▶ _What to do_
The records should be written out in full, with nothing altered.

Stored entries:
((

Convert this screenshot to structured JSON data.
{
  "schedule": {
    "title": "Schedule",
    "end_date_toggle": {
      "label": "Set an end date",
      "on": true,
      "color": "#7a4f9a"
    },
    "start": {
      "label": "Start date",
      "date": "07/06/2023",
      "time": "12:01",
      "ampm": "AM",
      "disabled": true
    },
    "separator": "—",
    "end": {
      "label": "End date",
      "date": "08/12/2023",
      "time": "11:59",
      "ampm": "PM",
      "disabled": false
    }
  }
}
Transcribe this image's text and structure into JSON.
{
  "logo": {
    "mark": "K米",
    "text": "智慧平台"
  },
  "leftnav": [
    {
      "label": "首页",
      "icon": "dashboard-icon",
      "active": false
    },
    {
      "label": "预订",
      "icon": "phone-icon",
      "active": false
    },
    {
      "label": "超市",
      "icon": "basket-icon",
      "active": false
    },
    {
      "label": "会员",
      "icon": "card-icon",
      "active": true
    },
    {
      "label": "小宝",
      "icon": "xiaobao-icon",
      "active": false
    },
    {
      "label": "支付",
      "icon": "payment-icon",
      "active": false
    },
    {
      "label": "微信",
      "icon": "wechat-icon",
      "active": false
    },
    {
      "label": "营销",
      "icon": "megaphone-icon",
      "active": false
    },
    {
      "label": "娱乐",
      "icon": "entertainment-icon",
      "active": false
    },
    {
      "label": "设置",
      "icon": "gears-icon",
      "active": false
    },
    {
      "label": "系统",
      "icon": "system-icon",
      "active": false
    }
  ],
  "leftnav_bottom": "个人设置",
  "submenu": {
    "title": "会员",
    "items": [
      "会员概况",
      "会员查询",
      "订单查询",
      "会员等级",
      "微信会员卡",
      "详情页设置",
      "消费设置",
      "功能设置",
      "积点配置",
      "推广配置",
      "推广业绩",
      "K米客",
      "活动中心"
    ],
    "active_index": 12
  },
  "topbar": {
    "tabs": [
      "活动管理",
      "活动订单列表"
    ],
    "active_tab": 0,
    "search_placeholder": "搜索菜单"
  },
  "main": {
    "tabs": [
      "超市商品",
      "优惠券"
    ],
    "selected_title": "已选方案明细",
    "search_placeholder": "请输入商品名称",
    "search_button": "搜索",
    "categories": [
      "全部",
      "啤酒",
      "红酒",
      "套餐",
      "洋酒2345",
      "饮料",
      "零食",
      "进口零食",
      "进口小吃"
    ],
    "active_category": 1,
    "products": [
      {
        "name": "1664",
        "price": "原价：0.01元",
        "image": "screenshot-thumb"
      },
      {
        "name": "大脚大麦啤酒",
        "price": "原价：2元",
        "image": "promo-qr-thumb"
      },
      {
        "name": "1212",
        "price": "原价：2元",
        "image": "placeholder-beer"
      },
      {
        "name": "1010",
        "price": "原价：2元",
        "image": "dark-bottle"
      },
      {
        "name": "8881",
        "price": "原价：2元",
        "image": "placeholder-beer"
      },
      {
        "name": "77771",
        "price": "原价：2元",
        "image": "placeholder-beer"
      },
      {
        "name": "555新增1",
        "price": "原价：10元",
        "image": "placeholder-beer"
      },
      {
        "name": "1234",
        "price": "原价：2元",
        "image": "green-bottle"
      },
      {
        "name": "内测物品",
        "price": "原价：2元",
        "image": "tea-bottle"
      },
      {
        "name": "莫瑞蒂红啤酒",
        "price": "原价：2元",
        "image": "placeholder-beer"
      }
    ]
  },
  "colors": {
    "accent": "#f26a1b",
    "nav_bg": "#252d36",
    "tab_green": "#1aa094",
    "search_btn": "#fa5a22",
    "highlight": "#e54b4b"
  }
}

))

▶ _Written response_
Convert this screenshot to structured JSON data.
{
  "schedule": {
    "title": "Schedule",
    "end_date_toggle": {
      "label": "Set an end date",
      "on": true,
      "color": "#7a4f9a"
    },
    "start": {
      "label": "Start date",
      "date": "07/06/2023",
      "time": "12:01",
      "ampm": "AM",
      "disabled": true
    },
    "separator": "—",
    "end": {
      "label": "End date",
      "date": "08/12/2023",
      "time": "11:59",
      "ampm": "PM",
      "disabled": false
    }
  }
}
Transcribe this image's text and structure into JSON.
{
  "logo": {
    "mark": "K米",
    "text": "智慧平台"
  },
  "leftnav": [
    {
      "label": "首页",
      "icon": "dashboard-icon",
      "active": false
    },
    {
      "label": "预订",
      "icon": "phone-icon",
      "active": false
    },
    {
      "label": "超市",
      "icon": "basket-icon",
      "active": false
    },
    {
      "label": "会员",
      "icon": "card-icon",
      "active": true
    },
    {
      "label": "小宝",
      "icon": "xiaobao-icon",
      "active": false
    },
    {
      "label": "支付",
      "icon": "payment-icon",
      "active": false
    },
    {
      "label": "微信",
      "icon": "wechat-icon",
      "active": false
    },
    {
      "label": "营销",
      "icon": "megaphone-icon",
      "active": false
    },
    {
      "label": "娱乐",
      "icon": "entertainment-icon",
      "active": false
    },
    {
      "label": "设置",
      "icon": "gears-icon",
      "active": false
    },
    {
      "label": "系统",
      "icon": "system-icon",
      "active": false
    }
  ],
  "leftnav_bottom": "个人设置",
  "submenu": {
    "title": "会员",
    "items": [
      "会员概况",
      "会员查询",
      "订单查询",
      "会员等级",
      "微信会员卡",
      "详情页设置",
      "消费设置",
      "功能设置",
      "积点配置",
      "推广配置",
      "推广业绩",
      "K米客",
      "活动中心"
    ],
    "active_index": 12
  },
  "topbar": {
    "tabs": [
      "活动管理",
      "活动订单列表"
    ],
    "active_tab": 0,
    "search_placeholder": "搜索菜单"
  },
  "main": {
    "tabs": [
      "超市商品",
      "优惠券"
    ],
    "selected_title": "已选方案明细",
    "search_placeholder": "请输入商品名称",
    "search_button": "搜索",
    "categories": [
      "全部",
      "啤酒",
      "红酒",
      "套餐",
      "洋酒2345",
      "饮料",
      "零食",
      "进口零食",
      "进口小吃"
    ],
    "active_category": 1,
    "products": [
      {
        "name": "1664",
        "price": "原价：0.01元",
        "image": "screenshot-thumb"
      },
      {
        "name": "大脚大麦啤酒",
        "price": "原价：2元",
        "image": "promo-qr-thumb"
      },
      {
        "name": "1212",
        "price": "原价：2元",
        "image": "placeholder-beer"
      },
      {
        "name": "1010",
        "price": "原价：2元",
        "image": "dark-bottle"
      },
      {
        "name": "8881",
        "price": "原价：2元",
        "image": "placeholder-beer"
      },
      {
        "name": "77771",
        "price": "原价：2元",
        "image": "placeholder-beer"
      },
      {
        "name": "555新增1",
        "price": "原价：10元",
        "image": "placeholder-beer"
      },
      {
        "name": "1234",
        "price": "原价：2元",
        "image": "green-bottle"
      },
      {
        "name": "内测物品",
        "price": "原价：2元",
        "image": "tea-bottle"
      },
      {
        "name": "莫瑞蒂红啤酒",
        "price": "原价：2元",
        "image": "placeholder-beer"
      }
    ]
  },
  "colors": {
    "accent": "#f26a1b",
    "nav_bg": "#252d36",
    "tab_green": "#1aa094",
    "search_btn": "#fa5a22",
    "highlight": "#e54b4b"
  }
}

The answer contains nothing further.